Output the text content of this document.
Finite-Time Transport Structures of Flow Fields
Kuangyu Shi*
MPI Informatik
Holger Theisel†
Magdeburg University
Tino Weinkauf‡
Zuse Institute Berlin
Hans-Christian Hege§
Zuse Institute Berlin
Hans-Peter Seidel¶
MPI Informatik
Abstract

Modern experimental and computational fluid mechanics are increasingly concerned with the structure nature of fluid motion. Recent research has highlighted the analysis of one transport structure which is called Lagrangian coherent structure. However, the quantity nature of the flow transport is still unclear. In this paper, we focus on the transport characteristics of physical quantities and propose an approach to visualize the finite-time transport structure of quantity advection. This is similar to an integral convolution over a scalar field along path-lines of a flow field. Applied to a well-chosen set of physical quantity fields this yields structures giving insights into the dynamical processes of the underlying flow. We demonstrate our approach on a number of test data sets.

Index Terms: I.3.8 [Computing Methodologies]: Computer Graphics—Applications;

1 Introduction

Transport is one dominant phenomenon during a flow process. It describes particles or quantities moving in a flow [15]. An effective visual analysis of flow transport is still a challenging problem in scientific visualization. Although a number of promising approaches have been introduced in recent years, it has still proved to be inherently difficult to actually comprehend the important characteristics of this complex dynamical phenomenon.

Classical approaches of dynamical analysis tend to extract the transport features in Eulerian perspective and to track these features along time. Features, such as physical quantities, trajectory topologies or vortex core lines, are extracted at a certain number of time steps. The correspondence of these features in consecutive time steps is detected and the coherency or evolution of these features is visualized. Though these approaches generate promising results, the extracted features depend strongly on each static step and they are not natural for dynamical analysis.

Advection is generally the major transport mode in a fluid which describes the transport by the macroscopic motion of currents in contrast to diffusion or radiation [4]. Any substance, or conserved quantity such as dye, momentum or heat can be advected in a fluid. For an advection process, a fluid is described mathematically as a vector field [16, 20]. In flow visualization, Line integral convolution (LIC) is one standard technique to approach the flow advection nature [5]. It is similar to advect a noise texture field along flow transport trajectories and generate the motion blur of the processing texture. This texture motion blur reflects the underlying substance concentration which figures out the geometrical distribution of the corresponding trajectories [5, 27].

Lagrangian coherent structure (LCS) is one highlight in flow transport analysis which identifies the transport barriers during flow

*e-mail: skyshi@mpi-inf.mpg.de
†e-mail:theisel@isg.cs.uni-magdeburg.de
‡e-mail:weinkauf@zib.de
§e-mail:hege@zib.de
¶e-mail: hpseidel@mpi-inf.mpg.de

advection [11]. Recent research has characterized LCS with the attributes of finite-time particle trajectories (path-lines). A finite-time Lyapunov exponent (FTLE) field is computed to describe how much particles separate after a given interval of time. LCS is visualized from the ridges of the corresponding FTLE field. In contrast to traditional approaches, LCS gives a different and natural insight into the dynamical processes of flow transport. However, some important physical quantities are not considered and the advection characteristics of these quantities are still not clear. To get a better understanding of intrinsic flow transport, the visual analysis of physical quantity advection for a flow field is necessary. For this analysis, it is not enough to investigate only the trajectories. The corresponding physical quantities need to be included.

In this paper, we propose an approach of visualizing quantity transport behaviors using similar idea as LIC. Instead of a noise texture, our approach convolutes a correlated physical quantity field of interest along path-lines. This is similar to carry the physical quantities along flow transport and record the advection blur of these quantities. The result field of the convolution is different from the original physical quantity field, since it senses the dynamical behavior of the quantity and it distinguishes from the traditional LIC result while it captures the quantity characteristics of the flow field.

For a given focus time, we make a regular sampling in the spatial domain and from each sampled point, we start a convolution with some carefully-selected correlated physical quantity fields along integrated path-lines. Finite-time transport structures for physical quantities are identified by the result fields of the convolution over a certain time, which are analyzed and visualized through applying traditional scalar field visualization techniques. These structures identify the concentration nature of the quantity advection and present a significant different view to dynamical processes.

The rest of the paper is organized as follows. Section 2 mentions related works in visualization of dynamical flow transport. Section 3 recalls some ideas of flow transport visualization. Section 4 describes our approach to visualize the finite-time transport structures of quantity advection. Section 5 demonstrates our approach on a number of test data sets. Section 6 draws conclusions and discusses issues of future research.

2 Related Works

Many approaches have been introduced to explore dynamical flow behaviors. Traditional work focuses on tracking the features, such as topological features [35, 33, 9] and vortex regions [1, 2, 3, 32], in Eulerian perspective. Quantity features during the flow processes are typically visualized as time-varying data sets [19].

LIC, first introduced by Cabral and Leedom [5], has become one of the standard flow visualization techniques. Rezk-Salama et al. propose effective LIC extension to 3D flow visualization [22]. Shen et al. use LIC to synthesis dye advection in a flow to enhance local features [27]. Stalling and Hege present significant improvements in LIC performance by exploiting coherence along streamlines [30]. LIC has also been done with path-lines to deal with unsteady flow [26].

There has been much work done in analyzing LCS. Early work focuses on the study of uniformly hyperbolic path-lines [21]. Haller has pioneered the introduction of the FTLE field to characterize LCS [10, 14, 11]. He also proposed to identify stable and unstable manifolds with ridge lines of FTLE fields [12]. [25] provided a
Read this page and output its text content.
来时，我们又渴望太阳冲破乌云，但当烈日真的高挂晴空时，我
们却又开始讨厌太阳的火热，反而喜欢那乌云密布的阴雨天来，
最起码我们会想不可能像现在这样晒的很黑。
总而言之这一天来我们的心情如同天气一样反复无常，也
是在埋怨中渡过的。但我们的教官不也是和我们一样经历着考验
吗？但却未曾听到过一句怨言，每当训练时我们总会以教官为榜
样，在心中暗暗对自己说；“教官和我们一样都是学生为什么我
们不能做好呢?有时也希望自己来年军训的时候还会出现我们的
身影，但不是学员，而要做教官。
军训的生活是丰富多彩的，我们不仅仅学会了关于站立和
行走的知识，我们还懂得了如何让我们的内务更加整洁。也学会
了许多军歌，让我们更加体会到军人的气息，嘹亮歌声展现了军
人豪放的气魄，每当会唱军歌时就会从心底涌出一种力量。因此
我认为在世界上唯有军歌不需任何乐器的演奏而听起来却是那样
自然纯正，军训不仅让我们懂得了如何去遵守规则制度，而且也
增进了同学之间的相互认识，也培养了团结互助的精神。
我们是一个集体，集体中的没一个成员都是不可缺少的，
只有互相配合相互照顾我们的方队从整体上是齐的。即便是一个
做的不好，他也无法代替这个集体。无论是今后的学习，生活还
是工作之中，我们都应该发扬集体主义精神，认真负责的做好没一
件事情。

# EXERCISE GOAL
Write every entry out again exactly.

# CORRECT RESPONSE
Output the text content of this document.
Finite-Time Transport Structures of Flow Fields
Kuangyu Shi*
MPI Informatik
Holger Theisel†
Magdeburg University
Tino Weinkauf‡
Zuse Institute Berlin
Hans-Christian Hege§
Zuse Institute Berlin
Hans-Peter Seidel¶
MPI Informatik
Abstract

Modern experimental and computational fluid mechanics are increasingly concerned with the structure nature of fluid motion. Recent research has highlighted the analysis of one transport structure which is called Lagrangian coherent structure. However, the quantity nature of the flow transport is still unclear. In this paper, we focus on the transport characteristics of physical quantities and propose an approach to visualize the finite-time transport structure of quantity advection. This is similar to an integral convolution over a scalar field along path-lines of a flow field. Applied to a well-chosen set of physical quantity fields this yields structures giving insights into the dynamical processes of the underlying flow. We demonstrate our approach on a number of test data sets.

Index Terms: I.3.8 [Computing Methodologies]: Computer Graphics—Applications;

1 Introduction

Transport is one dominant phenomenon during a flow process. It describes particles or quantities moving in a flow [15]. An effective visual analysis of flow transport is still a challenging problem in scientific visualization. Although a number of promising approaches have been introduced in recent years, it has still proved to be inherently difficult to actually comprehend the important characteristics of this complex dynamical phenomenon.

Classical approaches of dynamical analysis tend to extract the transport features in Eulerian perspective and to track these features along time. Features, such as physical quantities, trajectory topologies or vortex core lines, are extracted at a certain number of time steps. The correspondence of these features in consecutive time steps is detected and the coherency or evolution of these features is visualized. Though these approaches generate promising results, the extracted features depend strongly on each static step and they are not natural for dynamical analysis.

Advection is generally the major transport mode in a fluid which describes the transport by the macroscopic motion of currents in contrast to diffusion or radiation [4]. Any substance, or conserved quantity such as dye, momentum or heat can be advected in a fluid. For an advection process, a fluid is described mathematically as a vector field [16, 20]. In flow visualization, Line integral convolution (LIC) is one standard technique to approach the flow advection nature [5]. It is similar to advect a noise texture field along flow transport trajectories and generate the motion blur of the processing texture. This texture motion blur reflects the underlying substance concentration which figures out the geometrical distribution of the corresponding trajectories [5, 27].

Lagrangian coherent structure (LCS) is one highlight in flow transport analysis which identifies the transport barriers during flow

*e-mail: skyshi@mpi-inf.mpg.de
†e-mail:theisel@isg.cs.uni-magdeburg.de
‡e-mail:weinkauf@zib.de
§e-mail:hege@zib.de
¶e-mail: hpseidel@mpi-inf.mpg.de

advection [11]. Recent research has characterized LCS with the attributes of finite-time particle trajectories (path-lines). A finite-time Lyapunov exponent (FTLE) field is computed to describe how much particles separate after a given interval of time. LCS is visualized from the ridges of the corresponding FTLE field. In contrast to traditional approaches, LCS gives a different and natural insight into the dynamical processes of flow transport. However, some important physical quantities are not considered and the advection characteristics of these quantities are still not clear. To get a better understanding of intrinsic flow transport, the visual analysis of physical quantity advection for a flow field is necessary. For this analysis, it is not enough to investigate only the trajectories. The corresponding physical quantities need to be included.

In this paper, we propose an approach of visualizing quantity transport behaviors using similar idea as LIC. Instead of a noise texture, our approach convolutes a correlated physical quantity field of interest along path-lines. This is similar to carry the physical quantities along flow transport and record the advection blur of these quantities. The result field of the convolution is different from the original physical quantity field, since it senses the dynamical behavior of the quantity and it distinguishes from the traditional LIC result while it captures the quantity characteristics of the flow field.

For a given focus time, we make a regular sampling in the spatial domain and from each sampled point, we start a convolution with some carefully-selected correlated physical quantity fields along integrated path-lines. Finite-time transport structures for physical quantities are identified by the result fields of the convolution over a certain time, which are analyzed and visualized through applying traditional scalar field visualization techniques. These structures identify the concentration nature of the quantity advection and present a significant different view to dynamical processes.

The rest of the paper is organized as follows. Section 2 mentions related works in visualization of dynamical flow transport. Section 3 recalls some ideas of flow transport visualization. Section 4 describes our approach to visualize the finite-time transport structures of quantity advection. Section 5 demonstrates our approach on a number of test data sets. Section 6 draws conclusions and discusses issues of future research.

2 Related Works

Many approaches have been introduced to explore dynamical flow behaviors. Traditional work focuses on tracking the features, such as topological features [35, 33, 9] and vortex regions [1, 2, 3, 32], in Eulerian perspective. Quantity features during the flow processes are typically visualized as time-varying data sets [19].

LIC, first introduced by Cabral and Leedom [5], has become one of the standard flow visualization techniques. Rezk-Salama et al. propose effective LIC extension to 3D flow visualization [22]. Shen et al. use LIC to synthesis dye advection in a flow to enhance local features [27]. Stalling and Hege present significant improvements in LIC performance by exploiting coherence along streamlines [30]. LIC has also been done with path-lines to deal with unsteady flow [26].

There has been much work done in analyzing LCS. Early work focuses on the study of uniformly hyperbolic path-lines [21]. Haller has pioneered the introduction of the FTLE field to characterize LCS [10, 14, 11]. He also proposed to identify stable and unstable manifolds with ridge lines of FTLE fields [12]. [25] provided a
Read this page and output its text content.
来时，我们又渴望太阳冲破乌云，但当烈日真的高挂晴空时，我
们却又开始讨厌太阳的火热，反而喜欢那乌云密布的阴雨天来，
最起码我们会想不可能像现在这样晒的很黑。
总而言之这一天来我们的心情如同天气一样反复无常，也
是在埋怨中渡过的。但我们的教官不也是和我们一样经历着考验
吗？但却未曾听到过一句怨言，每当训练时我们总会以教官为榜
样，在心中暗暗对自己说；“教官和我们一样都是学生为什么我
们不能做好呢?有时也希望自己来年军训的时候还会出现我们的
身影，但不是学员，而要做教官。
军训的生活是丰富多彩的，我们不仅仅学会了关于站立和
行走的知识，我们还懂得了如何让我们的内务更加整洁。也学会
了许多军歌，让我们更加体会到军人的气息，嘹亮歌声展现了军
人豪放的气魄，每当会唱军歌时就会从心底涌出一种力量。因此
我认为在世界上唯有军歌不需任何乐器的演奏而听起来却是那样
自然纯正，军训不仅让我们懂得了如何去遵守规则制度，而且也
增进了同学之间的相互认识，也培养了团结互助的精神。
我们是一个集体，集体中的没一个成员都是不可缺少的，
只有互相配合相互照顾我们的方队从整体上是齐的。即便是一个
做的不好，他也无法代替这个集体。无论是今后的学习，生活还
是工作之中，我们都应该发扬集体主义精神，认真负责的做好没一
件事情。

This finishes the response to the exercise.